---------- RECORD LIST ----------
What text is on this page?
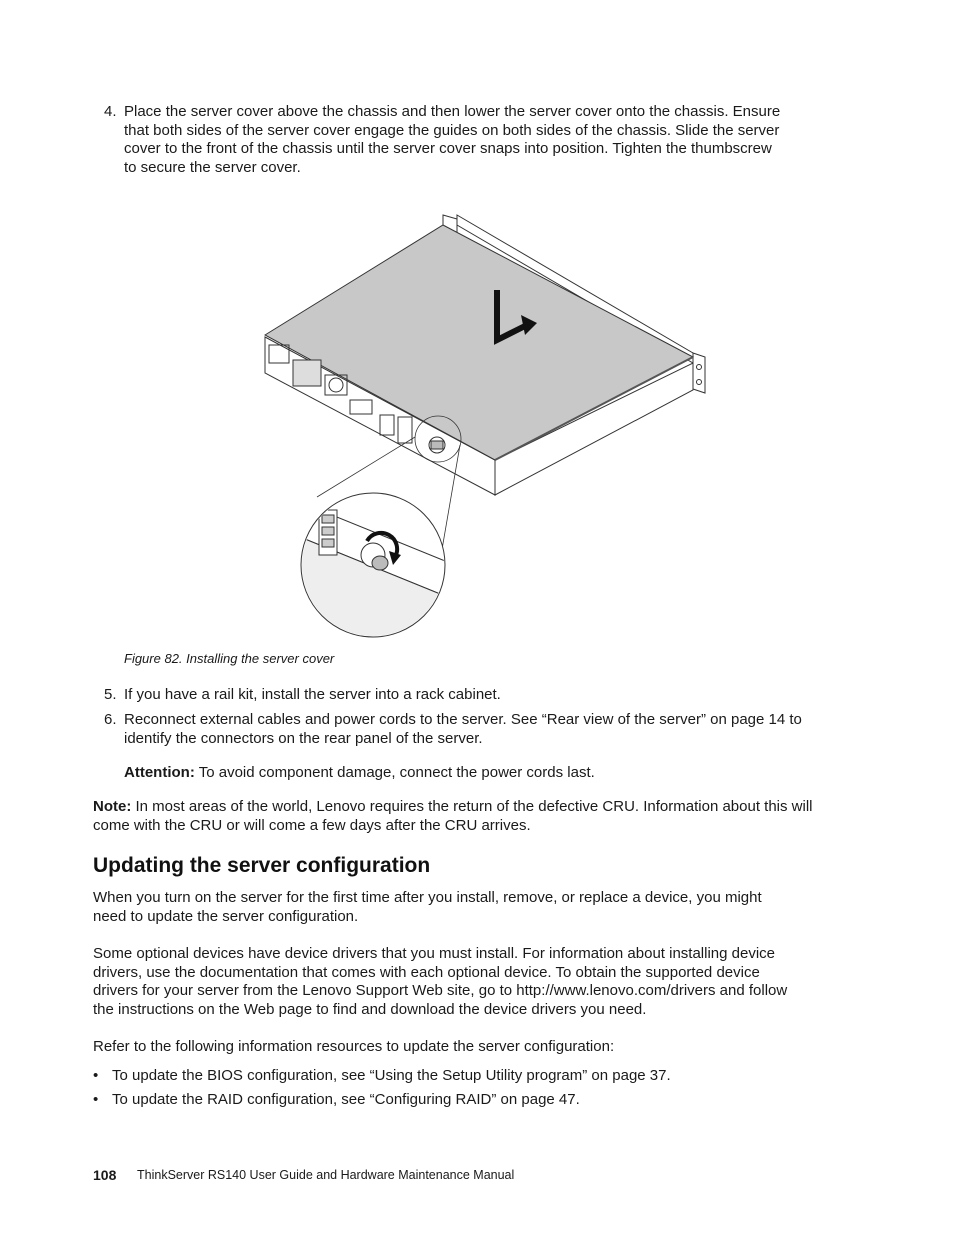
4. Place the server cover above the chassis and then lower the server cover onto the chassis. Ensure
that both sides of the server cover engage the guides on both sides of the chassis. Slide the server
cover to the front of the chassis until the server cover snaps into position. Tighten the thumbscrew
to secure the server cover.
Figure 82. Installing the server cover
5. If you have a rail kit, install the server into a rack cabinet.
6. Reconnect external cables and power cords to the server. See “Rear view of the server” on page 14 to
identify the connectors on the rear panel of the server.
Attention: To avoid component damage, connect the power cords last.
Note: In most areas of the world, Lenovo requires the return of the defective CRU. Information about this will
come with the CRU or will come a few days after the CRU arrives.
Updating the server configuration
When you turn on the server for the first time after you install, remove, or replace a device, you might
need to update the server configuration.
Some optional devices have device drivers that you must install. For information about installing device
drivers, use the documentation that comes with each optional device. To obtain the supported device
drivers for your server from the Lenovo Support Web site, go to http://www.lenovo.com/drivers and follow
the instructions on the Web page to find and download the device drivers you need.
Refer to the following information resources to update the server configuration:
• To update the BIOS configuration, see “Using the Setup Utility program” on page 37.
• To update the RAID configuration, see “Configuring RAID” on page 47.
108 ThinkServer RS140 User Guide and Hardware Maintenance Manual
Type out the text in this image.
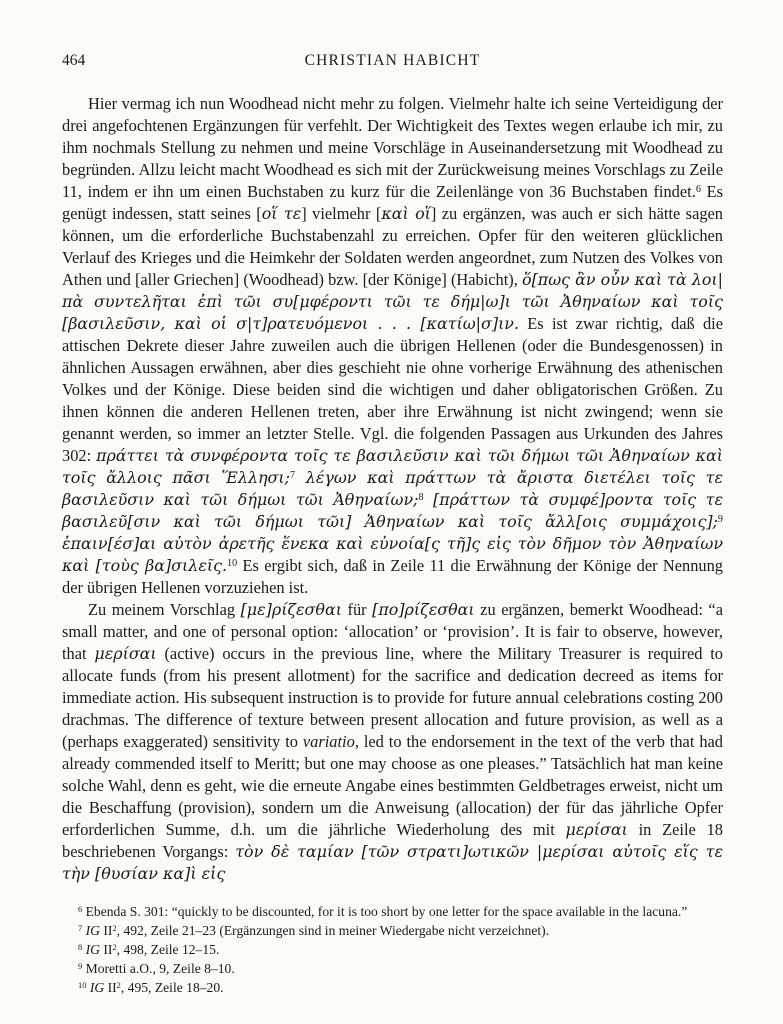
464	CHRISTIAN HABICHT

Hier vermag ich nun Woodhead nicht mehr zu folgen. Vielmehr halte ich seine Verteidigung der drei angefochtenen Ergänzungen für verfehlt. Der Wichtigkeit des Textes wegen erlaube ich mir, zu ihm nochmals Stellung zu nehmen und meine Vorschläge in Auseinandersetzung mit Woodhead zu begründen. Allzu leicht macht Woodhead es sich mit der Zurückweisung meines Vorschlags zu Zeile 11, indem er ihn um einen Buchstaben zu kurz für die Zeilenlänge von 36 Buchstaben findet.$^6$ Es genügt indessen, statt seines [οἵ τε] vielmehr [καὶ οἵ] zu ergänzen, was auch er sich hätte sagen können, um die erforderliche Buchstabenzahl zu erreichen. Opfer für den weiteren glücklichen Verlauf des Krieges und die Heimkehr der Soldaten werden angeordnet, zum Nutzen des Volkes von Athen und [aller Griechen] (Woodhead) bzw. [der Könige] (Habicht), ὅ[πως ἂν οὖν καὶ τὰ λοι|πὰ συντελῆται ἐπὶ τῶι συ[μφέροντι τῶι τε δήμ|ω]ι τῶι Ἀθηναίων καὶ τοῖς [βασιλεῦσιν, καὶ οἱ σ|τ]ρατευόμενοι . . . [κατίω|σ]ιν. Es ist zwar richtig, daß die attischen Dekrete dieser Jahre zuweilen auch die übrigen Hellenen (oder die Bundesgenossen) in ähnlichen Aussagen erwähnen, aber dies geschieht nie ohne vorherige Erwähnung des athenischen Volkes und der Könige. Diese beiden sind die wichtigen und daher obligatorischen Größen. Zu ihnen können die anderen Hellenen treten, aber ihre Erwähnung ist nicht zwingend; wenn sie genannt werden, so immer an letzter Stelle. Vgl. die folgenden Passagen aus Urkunden des Jahres 302: πράττει τὰ συνφέροντα τοῖς τε βασιλεῦσιν καὶ τῶι δήμωι τῶι Ἀθηναίων καὶ τοῖς ἄλλοις πᾶσι Ἕλλησι;$^7$ λέγων καὶ πράττων τὰ ἄριστα διετέλει τοῖς τε βασιλεῦσιν καὶ τῶι δήμωι τῶι Ἀθηναίων;$^8$ [πράττων τὰ συμφέ]ροντα τοῖς τε βασιλεῦ[σιν καὶ τῶι δήμωι τῶι] Ἀθηναίων καὶ τοῖς ἄλλ[οις συμμάχοις];$^9$ ἐπαιν[έσ]αι αὐτὸν ἀρετῆς ἕνεκα καὶ εὐνοία[ς τῆ]ς εἰς τὸν δῆμον τὸν Ἀθηναίων καὶ [τοὺς βα]σιλεῖς.$^{10}$ Es ergibt sich, daß in Zeile 11 die Erwähnung der Könige der Nennung der übrigen Hellenen vorzuziehen ist.

Zu meinem Vorschlag [με]ρίζεσθαι für [πο]ρίζεσθαι zu ergänzen, bemerkt Woodhead: “a small matter, and one of personal option: ‘allocation’ or ‘provision’. It is fair to observe, however, that μερίσαι (active) occurs in the previous line, where the Military Treasurer is required to allocate funds (from his present allotment) for the sacrifice and dedication decreed as items for immediate action. His subsequent instruction is to provide for future annual celebrations costing 200 drachmas. The difference of texture between present allocation and future provision, as well as a (perhaps exaggerated) sensitivity to variatio, led to the endorsement in the text of the verb that had already commended itself to Meritt; but one may choose as one pleases.” Tatsächlich hat man keine solche Wahl, denn es geht, wie die erneute Angabe eines bestimmten Geldbetrages erweist, nicht um die Beschaffung (provision), sondern um die Anweisung (allocation) der für das jährliche Opfer erforderlichen Summe, d.h. um die jährliche Wiederholung des mit μερίσαι in Zeile 18 beschriebenen Vorgangs: τὸν δὲ ταμίαν [τῶν στρατι]ωτικῶν |μερίσαι αὐτοῖς εἵς τε τὴν [θυσίαν κα]ὶ εἰς

$^6$ Ebenda S. 301: “quickly to be discounted, for it is too short by one letter for the space available in the lacuna.”

$^7$ IG $II^2$, 492, Zeile 21–23 (Ergänzungen sind in meiner Wiedergabe nicht verzeichnet).

$^8$ IG $II^2$, 498, Zeile 12–15.

$^9$ Moretti a.O., 9, Zeile 8–10.

$^{10}$ IG $II^2$, 495, Zeile 18–20.
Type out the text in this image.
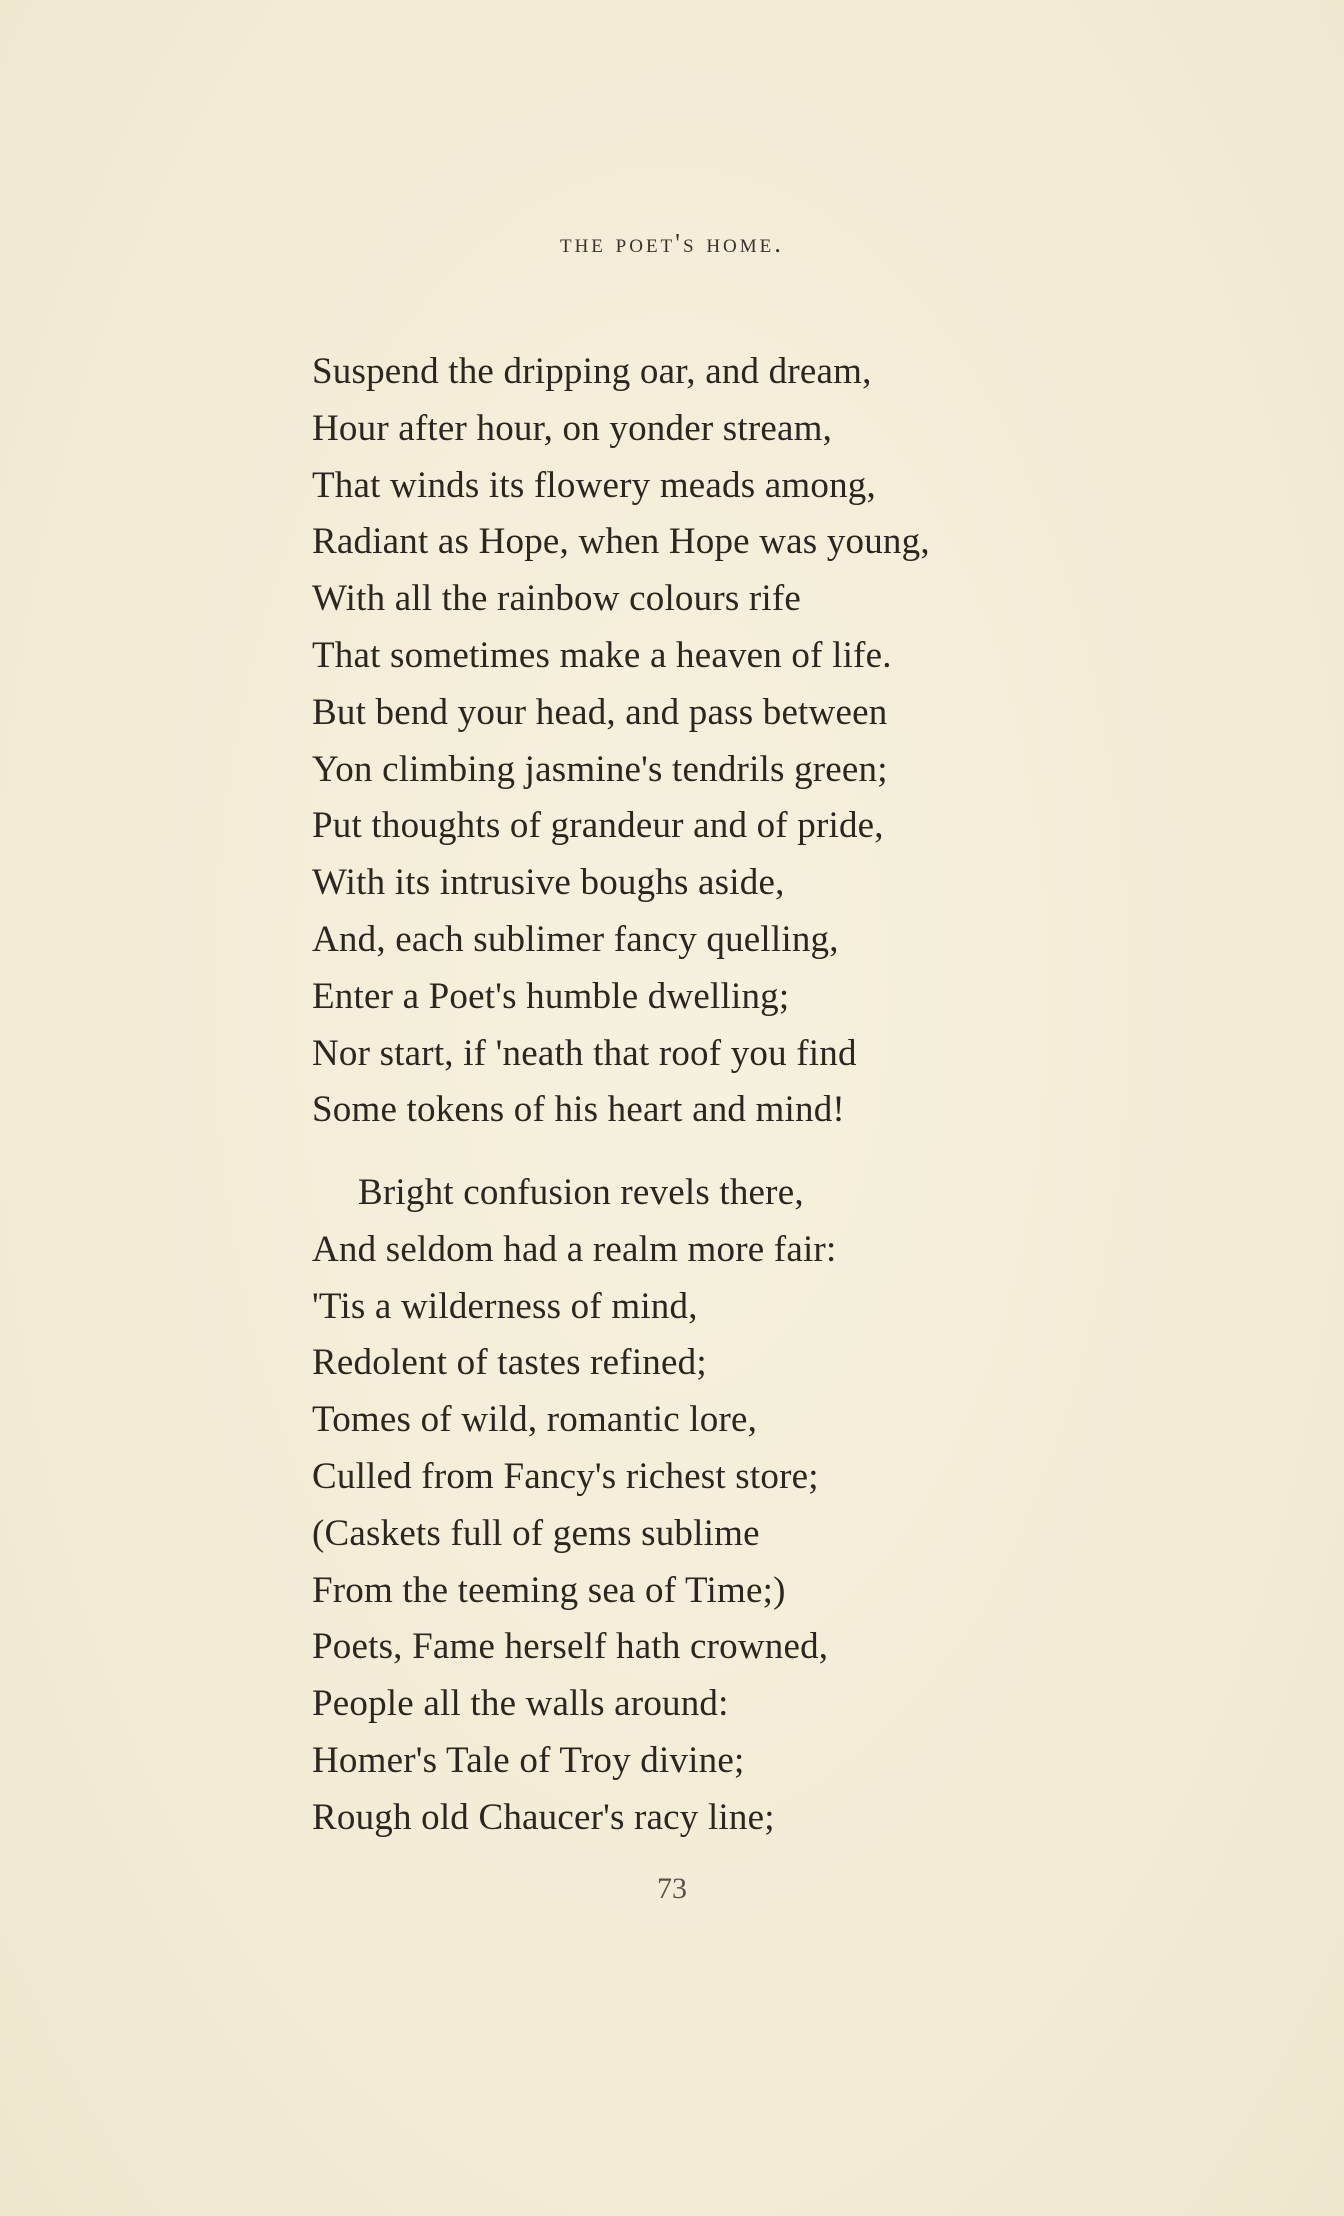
the poet's home.
Suspend the dripping oar, and dream,
Hour after hour, on yonder stream,
That winds its flowery meads among,
Radiant as Hope, when Hope was young,
With all the rainbow colours rife
That sometimes make a heaven of life.
But bend your head, and pass between
Yon climbing jasmine's tendrils green;
Put thoughts of grandeur and of pride,
With its intrusive boughs aside,
And, each sublimer fancy quelling,
Enter a Poet's humble dwelling;
Nor start, if 'neath that roof you find
Some tokens of his heart and mind!
Bright confusion revels there,
And seldom had a realm more fair:
'Tis a wilderness of mind,
Redolent of tastes refined;
Tomes of wild, romantic lore,
Culled from Fancy's richest store;
(Caskets full of gems sublime
From the teeming sea of Time;)
Poets, Fame herself hath crowned,
People all the walls around:
Homer's Tale of Troy divine;
Rough old Chaucer's racy line;
73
----------
- _SET EXERCISE_:
Copy out the whole listing exactly, and don't carry over any pictures.

- _SOLUTION TO THIS PROBLEM_:
What text is on this page?
4. Place the server cover above the chassis and then lower the server cover onto the chassis. Ensure
that both sides of the server cover engage the guides on both sides of the chassis. Slide the server
cover to the front of the chassis until the server cover snaps into position. Tighten the thumbscrew
to secure the server cover.
Figure 82. Installing the server cover
5. If you have a rail kit, install the server into a rack cabinet.
6. Reconnect external cables and power cords to the server. See “Rear view of the server” on page 14 to
identify the connectors on the rear panel of the server.
Attention: To avoid component damage, connect the power cords last.
Note: In most areas of the world, Lenovo requires the return of the defective CRU. Information about this will
come with the CRU or will come a few days after the CRU arrives.
Updating the server configuration
When you turn on the server for the first time after you install, remove, or replace a device, you might
need to update the server configuration.
Some optional devices have device drivers that you must install. For information about installing device
drivers, use the documentation that comes with each optional device. To obtain the supported device
drivers for your server from the Lenovo Support Web site, go to http://www.lenovo.com/drivers and follow
the instructions on the Web page to find and download the device drivers you need.
Refer to the following information resources to update the server configuration:
• To update the BIOS configuration, see “Using the Setup Utility program” on page 37.
• To update the RAID configuration, see “Configuring RAID” on page 47.
108 ThinkServer RS140 User Guide and Hardware Maintenance Manual
Type out the text in this image.
464	CHRISTIAN HABICHT

Hier vermag ich nun Woodhead nicht mehr zu folgen. Vielmehr halte ich seine Verteidigung der drei angefochtenen Ergänzungen für verfehlt. Der Wichtigkeit des Textes wegen erlaube ich mir, zu ihm nochmals Stellung zu nehmen und meine Vorschläge in Auseinandersetzung mit Woodhead zu begründen. Allzu leicht macht Woodhead es sich mit der Zurückweisung meines Vorschlags zu Zeile 11, indem er ihn um einen Buchstaben zu kurz für die Zeilenlänge von 36 Buchstaben findet.$^6$ Es genügt indessen, statt seines [οἵ τε] vielmehr [καὶ οἵ] zu ergänzen, was auch er sich hätte sagen können, um die erforderliche Buchstabenzahl zu erreichen. Opfer für den weiteren glücklichen Verlauf des Krieges und die Heimkehr der Soldaten werden angeordnet, zum Nutzen des Volkes von Athen und [aller Griechen] (Woodhead) bzw. [der Könige] (Habicht), ὅ[πως ἂν οὖν καὶ τὰ λοι|πὰ συντελῆται ἐπὶ τῶι συ[μφέροντι τῶι τε δήμ|ω]ι τῶι Ἀθηναίων καὶ τοῖς [βασιλεῦσιν, καὶ οἱ σ|τ]ρατευόμενοι . . . [κατίω|σ]ιν. Es ist zwar richtig, daß die attischen Dekrete dieser Jahre zuweilen auch die übrigen Hellenen (oder die Bundesgenossen) in ähnlichen Aussagen erwähnen, aber dies geschieht nie ohne vorherige Erwähnung des athenischen Volkes und der Könige. Diese beiden sind die wichtigen und daher obligatorischen Größen. Zu ihnen können die anderen Hellenen treten, aber ihre Erwähnung ist nicht zwingend; wenn sie genannt werden, so immer an letzter Stelle. Vgl. die folgenden Passagen aus Urkunden des Jahres 302: πράττει τὰ συνφέροντα τοῖς τε βασιλεῦσιν καὶ τῶι δήμωι τῶι Ἀθηναίων καὶ τοῖς ἄλλοις πᾶσι Ἕλλησι;$^7$ λέγων καὶ πράττων τὰ ἄριστα διετέλει τοῖς τε βασιλεῦσιν καὶ τῶι δήμωι τῶι Ἀθηναίων;$^8$ [πράττων τὰ συμφέ]ροντα τοῖς τε βασιλεῦ[σιν καὶ τῶι δήμωι τῶι] Ἀθηναίων καὶ τοῖς ἄλλ[οις συμμάχοις];$^9$ ἐπαιν[έσ]αι αὐτὸν ἀρετῆς ἕνεκα καὶ εὐνοία[ς τῆ]ς εἰς τὸν δῆμον τὸν Ἀθηναίων καὶ [τοὺς βα]σιλεῖς.$^{10}$ Es ergibt sich, daß in Zeile 11 die Erwähnung der Könige der Nennung der übrigen Hellenen vorzuziehen ist.

Zu meinem Vorschlag [με]ρίζεσθαι für [πο]ρίζεσθαι zu ergänzen, bemerkt Woodhead: “a small matter, and one of personal option: ‘allocation’ or ‘provision’. It is fair to observe, however, that μερίσαι (active) occurs in the previous line, where the Military Treasurer is required to allocate funds (from his present allotment) for the sacrifice and dedication decreed as items for immediate action. His subsequent instruction is to provide for future annual celebrations costing 200 drachmas. The difference of texture between present allocation and future provision, as well as a (perhaps exaggerated) sensitivity to variatio, led to the endorsement in the text of the verb that had already commended itself to Meritt; but one may choose as one pleases.” Tatsächlich hat man keine solche Wahl, denn es geht, wie die erneute Angabe eines bestimmten Geldbetrages erweist, nicht um die Beschaffung (provision), sondern um die Anweisung (allocation) der für das jährliche Opfer erforderlichen Summe, d.h. um die jährliche Wiederholung des mit μερίσαι in Zeile 18 beschriebenen Vorgangs: τὸν δὲ ταμίαν [τῶν στρατι]ωτικῶν |μερίσαι αὐτοῖς εἵς τε τὴν [θυσίαν κα]ὶ εἰς

$^6$ Ebenda S. 301: “quickly to be discounted, for it is too short by one letter for the space available in the lacuna.”

$^7$ IG $II^2$, 492, Zeile 21–23 (Ergänzungen sind in meiner Wiedergabe nicht verzeichnet).

$^8$ IG $II^2$, 498, Zeile 12–15.

$^9$ Moretti a.O., 9, Zeile 8–10.

$^{10}$ IG $II^2$, 495, Zeile 18–20.
Type out the text in this image.
the poet's home.
Suspend the dripping oar, and dream,
Hour after hour, on yonder stream,
That winds its flowery meads among,
Radiant as Hope, when Hope was young,
With all the rainbow colours rife
That sometimes make a heaven of life.
But bend your head, and pass between
Yon climbing jasmine's tendrils green;
Put thoughts of grandeur and of pride,
With its intrusive boughs aside,
And, each sublimer fancy quelling,
Enter a Poet's humble dwelling;
Nor start, if 'neath that roof you find
Some tokens of his heart and mind!
Bright confusion revels there,
And seldom had a realm more fair:
'Tis a wilderness of mind,
Redolent of tastes refined;
Tomes of wild, romantic lore,
Culled from Fancy's richest store;
(Caskets full of gems sublime
From the teeming sea of Time;)
Poets, Fame herself hath crowned,
People all the walls around:
Homer's Tale of Troy divine;
Rough old Chaucer's racy line;
73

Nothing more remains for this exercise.